— PROBLEM REQUIREMENTS —
Find the string "marker" in the data, then copy every line where it is found.

(Entries taken from a collection)
━━━━━━
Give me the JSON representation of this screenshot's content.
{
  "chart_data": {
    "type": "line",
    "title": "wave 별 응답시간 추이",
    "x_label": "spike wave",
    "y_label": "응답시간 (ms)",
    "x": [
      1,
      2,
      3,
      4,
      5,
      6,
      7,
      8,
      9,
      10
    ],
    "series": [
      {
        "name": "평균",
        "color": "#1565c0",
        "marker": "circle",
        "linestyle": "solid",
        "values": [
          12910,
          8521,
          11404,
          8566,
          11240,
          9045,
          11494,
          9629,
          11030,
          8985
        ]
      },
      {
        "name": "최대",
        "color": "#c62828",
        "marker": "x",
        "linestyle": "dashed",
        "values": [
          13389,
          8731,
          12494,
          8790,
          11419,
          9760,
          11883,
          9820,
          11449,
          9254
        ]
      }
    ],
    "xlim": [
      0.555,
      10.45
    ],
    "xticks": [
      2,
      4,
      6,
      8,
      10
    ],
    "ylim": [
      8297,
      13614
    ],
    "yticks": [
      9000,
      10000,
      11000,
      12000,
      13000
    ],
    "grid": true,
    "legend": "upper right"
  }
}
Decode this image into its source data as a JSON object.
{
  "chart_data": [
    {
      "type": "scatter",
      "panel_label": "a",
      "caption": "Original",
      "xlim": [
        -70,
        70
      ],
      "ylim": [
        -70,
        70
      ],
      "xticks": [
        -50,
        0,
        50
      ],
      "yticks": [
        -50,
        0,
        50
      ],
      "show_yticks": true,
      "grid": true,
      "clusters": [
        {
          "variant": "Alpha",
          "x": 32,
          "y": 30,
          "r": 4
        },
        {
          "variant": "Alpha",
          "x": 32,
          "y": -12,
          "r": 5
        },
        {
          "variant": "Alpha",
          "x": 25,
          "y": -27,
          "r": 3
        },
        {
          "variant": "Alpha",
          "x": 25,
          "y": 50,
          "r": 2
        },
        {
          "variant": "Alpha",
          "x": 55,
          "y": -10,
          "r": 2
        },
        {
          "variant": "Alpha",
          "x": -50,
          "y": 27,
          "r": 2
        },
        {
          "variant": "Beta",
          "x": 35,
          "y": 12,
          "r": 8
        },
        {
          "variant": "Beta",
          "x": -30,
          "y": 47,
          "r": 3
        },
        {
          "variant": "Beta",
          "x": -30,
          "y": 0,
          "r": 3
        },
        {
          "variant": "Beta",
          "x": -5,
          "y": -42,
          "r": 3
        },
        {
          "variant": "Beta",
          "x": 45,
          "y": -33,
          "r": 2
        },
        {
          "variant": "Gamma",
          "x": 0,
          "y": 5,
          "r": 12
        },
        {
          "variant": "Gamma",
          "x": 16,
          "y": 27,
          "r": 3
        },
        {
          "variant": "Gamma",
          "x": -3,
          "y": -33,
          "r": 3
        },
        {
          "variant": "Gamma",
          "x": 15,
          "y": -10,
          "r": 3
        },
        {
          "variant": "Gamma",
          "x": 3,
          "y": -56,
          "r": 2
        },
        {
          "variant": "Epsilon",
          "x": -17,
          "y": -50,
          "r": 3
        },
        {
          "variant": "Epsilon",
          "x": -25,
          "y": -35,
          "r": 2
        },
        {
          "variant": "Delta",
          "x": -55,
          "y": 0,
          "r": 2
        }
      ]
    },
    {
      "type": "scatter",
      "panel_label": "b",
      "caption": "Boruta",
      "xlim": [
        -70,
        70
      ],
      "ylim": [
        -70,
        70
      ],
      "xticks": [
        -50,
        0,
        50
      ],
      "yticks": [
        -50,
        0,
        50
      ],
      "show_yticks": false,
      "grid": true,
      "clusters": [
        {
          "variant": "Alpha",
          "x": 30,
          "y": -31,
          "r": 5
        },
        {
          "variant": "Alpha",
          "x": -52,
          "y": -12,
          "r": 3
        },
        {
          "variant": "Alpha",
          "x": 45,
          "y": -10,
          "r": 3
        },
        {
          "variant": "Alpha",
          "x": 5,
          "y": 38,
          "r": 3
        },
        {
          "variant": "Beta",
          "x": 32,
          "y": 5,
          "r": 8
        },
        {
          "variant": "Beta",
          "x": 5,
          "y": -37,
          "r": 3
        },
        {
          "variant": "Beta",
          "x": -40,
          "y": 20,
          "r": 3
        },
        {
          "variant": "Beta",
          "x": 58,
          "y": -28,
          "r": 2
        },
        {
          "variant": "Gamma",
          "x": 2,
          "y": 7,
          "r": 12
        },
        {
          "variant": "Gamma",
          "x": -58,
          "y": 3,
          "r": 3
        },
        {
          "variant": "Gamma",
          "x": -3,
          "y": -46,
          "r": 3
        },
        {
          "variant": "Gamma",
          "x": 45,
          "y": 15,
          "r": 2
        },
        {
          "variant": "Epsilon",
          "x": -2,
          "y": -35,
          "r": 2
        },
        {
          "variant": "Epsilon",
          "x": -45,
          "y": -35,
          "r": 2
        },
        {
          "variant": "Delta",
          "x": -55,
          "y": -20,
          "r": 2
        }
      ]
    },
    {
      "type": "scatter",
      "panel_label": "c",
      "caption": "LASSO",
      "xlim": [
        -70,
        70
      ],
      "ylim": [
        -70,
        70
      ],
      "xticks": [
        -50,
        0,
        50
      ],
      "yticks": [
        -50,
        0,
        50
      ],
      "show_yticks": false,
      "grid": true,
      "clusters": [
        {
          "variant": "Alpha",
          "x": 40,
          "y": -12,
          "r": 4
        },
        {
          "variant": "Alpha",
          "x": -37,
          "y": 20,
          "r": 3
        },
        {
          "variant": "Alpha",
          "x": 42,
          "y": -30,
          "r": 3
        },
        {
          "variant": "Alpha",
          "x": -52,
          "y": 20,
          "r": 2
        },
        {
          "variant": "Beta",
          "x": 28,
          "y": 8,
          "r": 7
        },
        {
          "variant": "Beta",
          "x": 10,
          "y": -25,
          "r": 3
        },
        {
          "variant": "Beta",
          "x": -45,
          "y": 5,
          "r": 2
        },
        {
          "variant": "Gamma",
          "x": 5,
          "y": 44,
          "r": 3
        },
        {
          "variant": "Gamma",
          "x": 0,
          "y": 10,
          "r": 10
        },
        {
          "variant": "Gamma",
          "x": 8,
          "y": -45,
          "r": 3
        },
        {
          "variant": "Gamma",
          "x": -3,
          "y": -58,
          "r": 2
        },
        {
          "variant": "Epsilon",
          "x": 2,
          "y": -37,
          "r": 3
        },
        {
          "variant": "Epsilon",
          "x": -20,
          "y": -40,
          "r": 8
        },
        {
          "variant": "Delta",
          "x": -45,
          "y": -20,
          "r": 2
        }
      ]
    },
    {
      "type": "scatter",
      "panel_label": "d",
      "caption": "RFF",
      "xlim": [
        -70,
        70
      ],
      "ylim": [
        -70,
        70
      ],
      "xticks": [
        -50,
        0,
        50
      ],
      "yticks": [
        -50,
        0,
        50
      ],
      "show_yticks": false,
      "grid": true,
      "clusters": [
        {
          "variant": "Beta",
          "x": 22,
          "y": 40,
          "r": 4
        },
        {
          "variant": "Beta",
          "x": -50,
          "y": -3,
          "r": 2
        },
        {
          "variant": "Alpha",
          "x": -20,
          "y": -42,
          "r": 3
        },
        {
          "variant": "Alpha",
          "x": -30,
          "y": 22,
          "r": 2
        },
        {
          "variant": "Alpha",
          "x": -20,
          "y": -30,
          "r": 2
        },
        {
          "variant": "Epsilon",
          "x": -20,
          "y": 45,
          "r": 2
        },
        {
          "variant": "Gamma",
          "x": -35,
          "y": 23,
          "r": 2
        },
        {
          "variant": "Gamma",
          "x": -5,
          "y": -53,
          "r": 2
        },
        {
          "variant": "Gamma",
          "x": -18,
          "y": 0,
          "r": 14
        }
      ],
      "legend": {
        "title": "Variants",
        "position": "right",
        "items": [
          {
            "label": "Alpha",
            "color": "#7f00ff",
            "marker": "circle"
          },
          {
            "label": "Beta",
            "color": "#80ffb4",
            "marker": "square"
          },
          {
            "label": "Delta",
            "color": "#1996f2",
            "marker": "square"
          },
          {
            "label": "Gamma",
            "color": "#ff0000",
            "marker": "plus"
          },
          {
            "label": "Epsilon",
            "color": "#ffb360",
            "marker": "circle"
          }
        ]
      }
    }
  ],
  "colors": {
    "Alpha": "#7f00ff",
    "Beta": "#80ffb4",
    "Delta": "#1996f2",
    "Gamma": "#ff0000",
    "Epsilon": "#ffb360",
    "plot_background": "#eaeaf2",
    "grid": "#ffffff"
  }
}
━━━━━━
— REPLY —
        "marker": "circle",
        "marker": "x",
            "marker": "circle"
            "marker": "square"
            "marker": "square"
            "marker": "plus"
            "marker": "circle"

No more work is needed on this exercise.